◆ **EXERCISE INSTRUCTIONS**
How many lines of these records hold the string "values"? Reply with the number alone.

◆ **DATASET ROWS**
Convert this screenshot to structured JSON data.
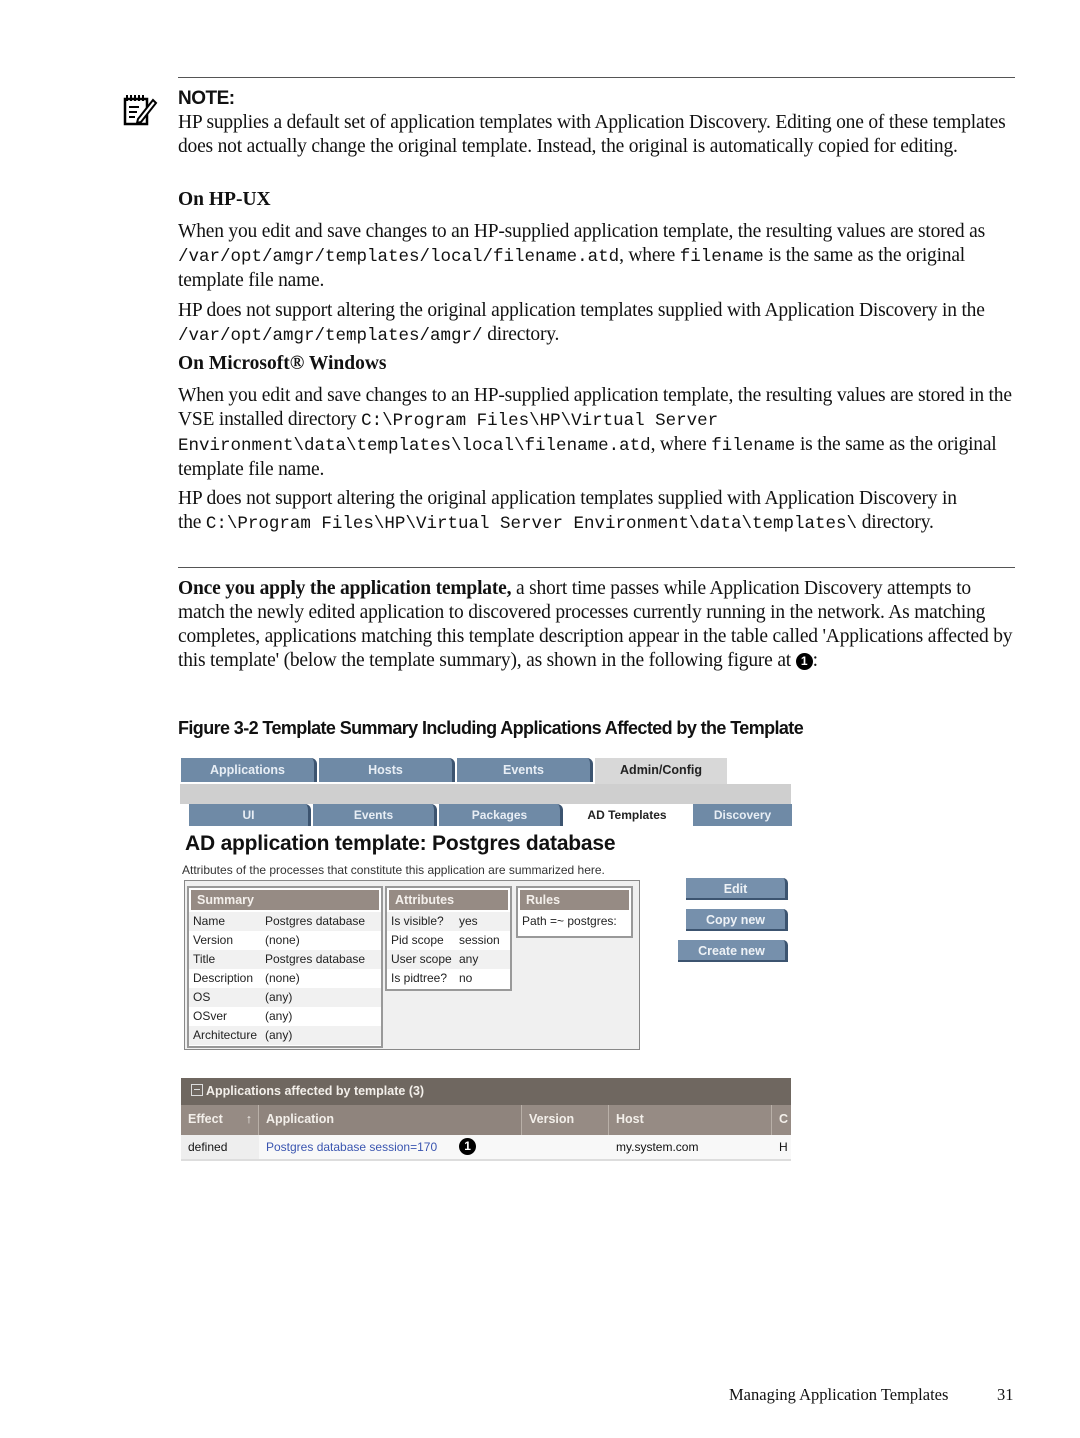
{
  "note": {
    "icon": "note-pencil-icon",
    "title": "NOTE:",
    "intro": "HP supplies a default set of application templates with Application Discovery. Editing one of these templates does not actually change the original template. Instead, the original is automatically copied for editing.",
    "hpux": {
      "heading": "On HP-UX",
      "p1_a": "When you edit and save changes to an HP-supplied application template, the resulting values are stored as ",
      "p1_code1": "/var/opt/amgr/templates/local/filename.atd",
      "p1_b": ", where ",
      "p1_code2": "filename",
      "p1_c": " is the same as the original template file name.",
      "p2_a": "HP does not support altering the original application templates supplied with Application Discovery in the ",
      "p2_code": "/var/opt/amgr/templates/amgr/",
      "p2_b": " directory."
    },
    "windows": {
      "heading": "On Microsoft® Windows",
      "p1_a": "When you edit and save changes to an HP-supplied application template, the resulting values are stored in the VSE installed directory ",
      "p1_code1": "C:\\Program Files\\HP\\Virtual Server Environment\\data\\templates\\local\\filename.atd",
      "p1_b": ", where ",
      "p1_code2": "filename",
      "p1_c": " is the same as the original template file name.",
      "p2_a": "HP does not support altering the original application templates supplied with Application Discovery in the ",
      "p2_code": "C:\\Program Files\\HP\\Virtual Server Environment\\data\\templates\\",
      "p2_b": " directory."
    }
  },
  "body": {
    "lead_bold": "Once you apply the application template,",
    "lead_rest": " a short time passes while Application Discovery attempts to match the newly edited application to discovered processes currently running in the network. As matching completes, applications matching this template description appear in the table called 'Applications affected by this template' (below the template summary), as shown in the following figure at ",
    "callout": "1",
    "lead_end": ":"
  },
  "figure": {
    "caption": "Figure  3-2  Template Summary Including Applications Affected by the Template",
    "screenshot": {
      "tabs": [
        "Applications",
        "Hosts",
        "Events",
        "Admin/Config"
      ],
      "active_tab": "Admin/Config",
      "subtabs": [
        "UI",
        "Events",
        "Packages",
        "AD Templates",
        "Discovery"
      ],
      "active_subtab": "AD Templates",
      "title": "AD application template: Postgres database",
      "subtitle": "Attributes of the processes that constitute this application are summarized here.",
      "summary": {
        "heading": "Summary",
        "rows": [
          {
            "k": "Name",
            "v": "Postgres database"
          },
          {
            "k": "Version",
            "v": "(none)"
          },
          {
            "k": "Title",
            "v": "Postgres database"
          },
          {
            "k": "Description",
            "v": "(none)"
          },
          {
            "k": "OS",
            "v": "(any)"
          },
          {
            "k": "OSver",
            "v": "(any)"
          },
          {
            "k": "Architecture",
            "v": "(any)"
          }
        ]
      },
      "attributes": {
        "heading": "Attributes",
        "rows": [
          {
            "k": "Is visible?",
            "v": "yes"
          },
          {
            "k": "Pid scope",
            "v": "session"
          },
          {
            "k": "User scope",
            "v": "any"
          },
          {
            "k": "Is pidtree?",
            "v": "no"
          }
        ]
      },
      "rules": {
        "heading": "Rules",
        "value": "Path =~ postgres:"
      },
      "buttons": {
        "edit": "Edit",
        "copy_new": "Copy new",
        "create_new": "Create new"
      },
      "apps": {
        "heading": "Applications affected by template (3)",
        "columns": [
          "Effect",
          "Application",
          "Version",
          "Host",
          "C"
        ],
        "sort_icon": "↑",
        "rows": [
          {
            "effect": "defined",
            "application": "Postgres database session=170",
            "callout": "1",
            "version": "",
            "host": "my.system.com",
            "extra": "H"
          }
        ]
      }
    }
  },
  "footer": {
    "chapter": "Managing Application Templates",
    "page": "31"
  }
}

◆ **ANSWER IN FULL**
2